**What you are asked to do:**
Pull out each line of the records holding the string "capacity".

**Data for this task:**
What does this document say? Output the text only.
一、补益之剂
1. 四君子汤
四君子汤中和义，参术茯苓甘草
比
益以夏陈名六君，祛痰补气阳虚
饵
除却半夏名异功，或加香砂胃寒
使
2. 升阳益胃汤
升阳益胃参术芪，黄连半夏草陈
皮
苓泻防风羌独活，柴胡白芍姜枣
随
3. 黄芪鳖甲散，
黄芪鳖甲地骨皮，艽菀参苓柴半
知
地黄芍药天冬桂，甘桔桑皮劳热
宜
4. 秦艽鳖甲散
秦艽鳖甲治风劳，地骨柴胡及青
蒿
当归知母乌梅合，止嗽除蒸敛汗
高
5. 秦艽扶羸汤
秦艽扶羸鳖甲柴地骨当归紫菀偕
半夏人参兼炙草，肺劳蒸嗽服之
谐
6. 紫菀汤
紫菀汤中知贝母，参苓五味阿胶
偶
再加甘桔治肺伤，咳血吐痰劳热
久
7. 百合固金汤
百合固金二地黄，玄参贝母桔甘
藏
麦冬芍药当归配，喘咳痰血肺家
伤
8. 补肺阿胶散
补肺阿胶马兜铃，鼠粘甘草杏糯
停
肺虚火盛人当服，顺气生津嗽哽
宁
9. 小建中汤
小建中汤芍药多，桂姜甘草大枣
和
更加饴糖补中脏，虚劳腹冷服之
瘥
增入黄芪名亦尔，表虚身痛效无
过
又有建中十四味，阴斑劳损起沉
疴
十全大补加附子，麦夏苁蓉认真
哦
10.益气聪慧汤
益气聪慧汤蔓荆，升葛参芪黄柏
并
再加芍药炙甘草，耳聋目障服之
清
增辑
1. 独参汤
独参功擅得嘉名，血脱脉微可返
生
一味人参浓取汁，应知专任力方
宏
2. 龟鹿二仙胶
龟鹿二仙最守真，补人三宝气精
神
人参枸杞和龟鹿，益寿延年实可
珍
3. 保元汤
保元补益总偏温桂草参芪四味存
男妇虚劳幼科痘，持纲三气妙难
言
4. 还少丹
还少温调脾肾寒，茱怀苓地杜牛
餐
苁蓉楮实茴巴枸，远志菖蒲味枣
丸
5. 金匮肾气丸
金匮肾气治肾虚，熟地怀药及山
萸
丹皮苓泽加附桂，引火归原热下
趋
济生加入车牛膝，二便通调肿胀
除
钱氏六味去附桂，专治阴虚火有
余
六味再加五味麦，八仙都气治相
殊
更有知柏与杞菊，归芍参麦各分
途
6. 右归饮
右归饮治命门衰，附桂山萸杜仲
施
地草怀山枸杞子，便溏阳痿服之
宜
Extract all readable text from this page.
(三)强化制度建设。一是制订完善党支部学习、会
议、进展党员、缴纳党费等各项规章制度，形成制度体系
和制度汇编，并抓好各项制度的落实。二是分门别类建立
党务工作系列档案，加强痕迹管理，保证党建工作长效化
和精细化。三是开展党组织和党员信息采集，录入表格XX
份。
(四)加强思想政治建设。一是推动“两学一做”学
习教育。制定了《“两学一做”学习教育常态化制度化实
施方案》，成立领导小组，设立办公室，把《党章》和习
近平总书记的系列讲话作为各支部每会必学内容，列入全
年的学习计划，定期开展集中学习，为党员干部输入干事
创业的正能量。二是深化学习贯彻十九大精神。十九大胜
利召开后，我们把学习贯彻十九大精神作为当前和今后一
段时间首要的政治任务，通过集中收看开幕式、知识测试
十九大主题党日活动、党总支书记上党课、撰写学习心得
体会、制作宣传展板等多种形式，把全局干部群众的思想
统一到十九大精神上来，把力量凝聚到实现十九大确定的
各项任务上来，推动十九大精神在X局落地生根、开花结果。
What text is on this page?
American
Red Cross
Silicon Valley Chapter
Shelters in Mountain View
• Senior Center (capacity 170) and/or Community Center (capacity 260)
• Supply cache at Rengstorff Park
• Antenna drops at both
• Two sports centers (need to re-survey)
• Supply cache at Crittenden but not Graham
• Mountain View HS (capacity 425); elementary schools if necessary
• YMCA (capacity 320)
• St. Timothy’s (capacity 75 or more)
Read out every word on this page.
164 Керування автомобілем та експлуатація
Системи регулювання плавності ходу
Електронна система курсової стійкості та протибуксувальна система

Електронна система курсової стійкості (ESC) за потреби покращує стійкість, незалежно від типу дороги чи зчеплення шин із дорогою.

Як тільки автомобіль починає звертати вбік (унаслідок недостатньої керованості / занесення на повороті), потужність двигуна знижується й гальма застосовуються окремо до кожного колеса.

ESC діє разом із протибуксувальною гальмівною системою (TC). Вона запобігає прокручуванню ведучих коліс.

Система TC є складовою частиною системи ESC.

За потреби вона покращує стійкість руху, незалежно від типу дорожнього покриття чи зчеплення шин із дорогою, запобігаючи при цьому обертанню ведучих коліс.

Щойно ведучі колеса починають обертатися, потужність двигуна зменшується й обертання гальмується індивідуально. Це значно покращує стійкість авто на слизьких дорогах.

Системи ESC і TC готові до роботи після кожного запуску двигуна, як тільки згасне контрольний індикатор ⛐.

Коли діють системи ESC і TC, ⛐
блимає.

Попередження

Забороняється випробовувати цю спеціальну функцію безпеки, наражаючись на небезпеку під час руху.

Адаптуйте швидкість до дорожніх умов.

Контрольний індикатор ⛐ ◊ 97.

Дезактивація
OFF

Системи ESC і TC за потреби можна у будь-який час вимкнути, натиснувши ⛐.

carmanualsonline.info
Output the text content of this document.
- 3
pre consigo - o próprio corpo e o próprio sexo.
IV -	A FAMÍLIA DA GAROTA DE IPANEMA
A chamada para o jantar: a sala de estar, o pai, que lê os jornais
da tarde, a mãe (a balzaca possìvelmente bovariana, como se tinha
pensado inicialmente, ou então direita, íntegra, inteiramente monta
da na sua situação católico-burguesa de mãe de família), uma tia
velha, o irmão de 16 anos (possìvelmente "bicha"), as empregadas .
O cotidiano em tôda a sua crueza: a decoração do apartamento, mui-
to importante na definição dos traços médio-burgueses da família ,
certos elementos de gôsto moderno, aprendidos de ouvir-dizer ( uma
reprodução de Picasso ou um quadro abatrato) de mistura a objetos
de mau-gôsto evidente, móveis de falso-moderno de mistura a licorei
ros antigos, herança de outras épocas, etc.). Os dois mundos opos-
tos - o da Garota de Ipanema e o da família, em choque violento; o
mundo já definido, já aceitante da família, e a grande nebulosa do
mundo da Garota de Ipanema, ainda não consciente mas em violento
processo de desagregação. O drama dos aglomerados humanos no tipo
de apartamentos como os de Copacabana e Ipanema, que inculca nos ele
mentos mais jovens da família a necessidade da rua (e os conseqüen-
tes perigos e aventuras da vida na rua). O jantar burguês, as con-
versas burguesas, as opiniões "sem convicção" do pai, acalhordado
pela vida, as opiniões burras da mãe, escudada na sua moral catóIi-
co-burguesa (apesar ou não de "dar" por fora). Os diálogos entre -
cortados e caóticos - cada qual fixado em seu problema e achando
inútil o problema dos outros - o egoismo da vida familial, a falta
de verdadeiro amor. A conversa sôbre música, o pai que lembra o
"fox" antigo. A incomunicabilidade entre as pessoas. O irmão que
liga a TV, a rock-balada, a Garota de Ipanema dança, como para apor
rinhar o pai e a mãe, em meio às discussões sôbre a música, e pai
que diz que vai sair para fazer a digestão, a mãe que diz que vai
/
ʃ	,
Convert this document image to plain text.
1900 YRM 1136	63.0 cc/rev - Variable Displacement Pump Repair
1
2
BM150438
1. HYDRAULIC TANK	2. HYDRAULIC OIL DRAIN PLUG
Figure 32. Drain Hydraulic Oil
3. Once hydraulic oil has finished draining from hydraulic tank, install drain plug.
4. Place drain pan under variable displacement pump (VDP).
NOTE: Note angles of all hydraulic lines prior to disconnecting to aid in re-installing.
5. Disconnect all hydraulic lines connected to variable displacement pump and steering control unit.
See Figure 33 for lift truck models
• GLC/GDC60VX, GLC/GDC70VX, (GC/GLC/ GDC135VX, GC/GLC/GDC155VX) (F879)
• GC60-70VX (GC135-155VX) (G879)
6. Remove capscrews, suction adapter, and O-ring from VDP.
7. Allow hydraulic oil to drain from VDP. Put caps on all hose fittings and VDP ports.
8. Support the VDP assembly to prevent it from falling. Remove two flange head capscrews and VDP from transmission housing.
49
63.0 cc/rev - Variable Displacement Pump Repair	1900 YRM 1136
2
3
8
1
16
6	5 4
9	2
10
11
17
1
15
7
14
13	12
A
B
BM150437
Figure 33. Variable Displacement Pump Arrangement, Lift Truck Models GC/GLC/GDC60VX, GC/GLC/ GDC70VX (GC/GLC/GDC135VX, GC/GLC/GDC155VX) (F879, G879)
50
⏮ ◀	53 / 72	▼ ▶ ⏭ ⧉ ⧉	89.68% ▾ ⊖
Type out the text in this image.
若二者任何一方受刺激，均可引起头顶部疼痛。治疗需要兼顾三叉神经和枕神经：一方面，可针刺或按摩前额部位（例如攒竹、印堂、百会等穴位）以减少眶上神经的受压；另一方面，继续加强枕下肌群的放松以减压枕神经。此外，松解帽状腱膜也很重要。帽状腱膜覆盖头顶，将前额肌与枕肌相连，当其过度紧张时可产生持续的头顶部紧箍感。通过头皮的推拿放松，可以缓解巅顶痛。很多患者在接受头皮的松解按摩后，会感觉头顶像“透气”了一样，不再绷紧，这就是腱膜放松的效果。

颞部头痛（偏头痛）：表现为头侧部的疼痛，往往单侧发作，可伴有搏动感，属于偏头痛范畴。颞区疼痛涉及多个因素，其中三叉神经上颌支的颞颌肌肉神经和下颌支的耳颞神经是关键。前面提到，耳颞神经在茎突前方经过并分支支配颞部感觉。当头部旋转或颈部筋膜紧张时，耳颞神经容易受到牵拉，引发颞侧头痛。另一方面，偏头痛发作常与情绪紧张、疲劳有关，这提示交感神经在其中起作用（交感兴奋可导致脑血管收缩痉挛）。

**Output for this task:**
• Senior Center (capacity 170) and/or Community Center (capacity 260)
• Mountain View HS (capacity 425); elementary schools if necessary
• YMCA (capacity 320)
• St. Timothy’s (capacity 75 or more)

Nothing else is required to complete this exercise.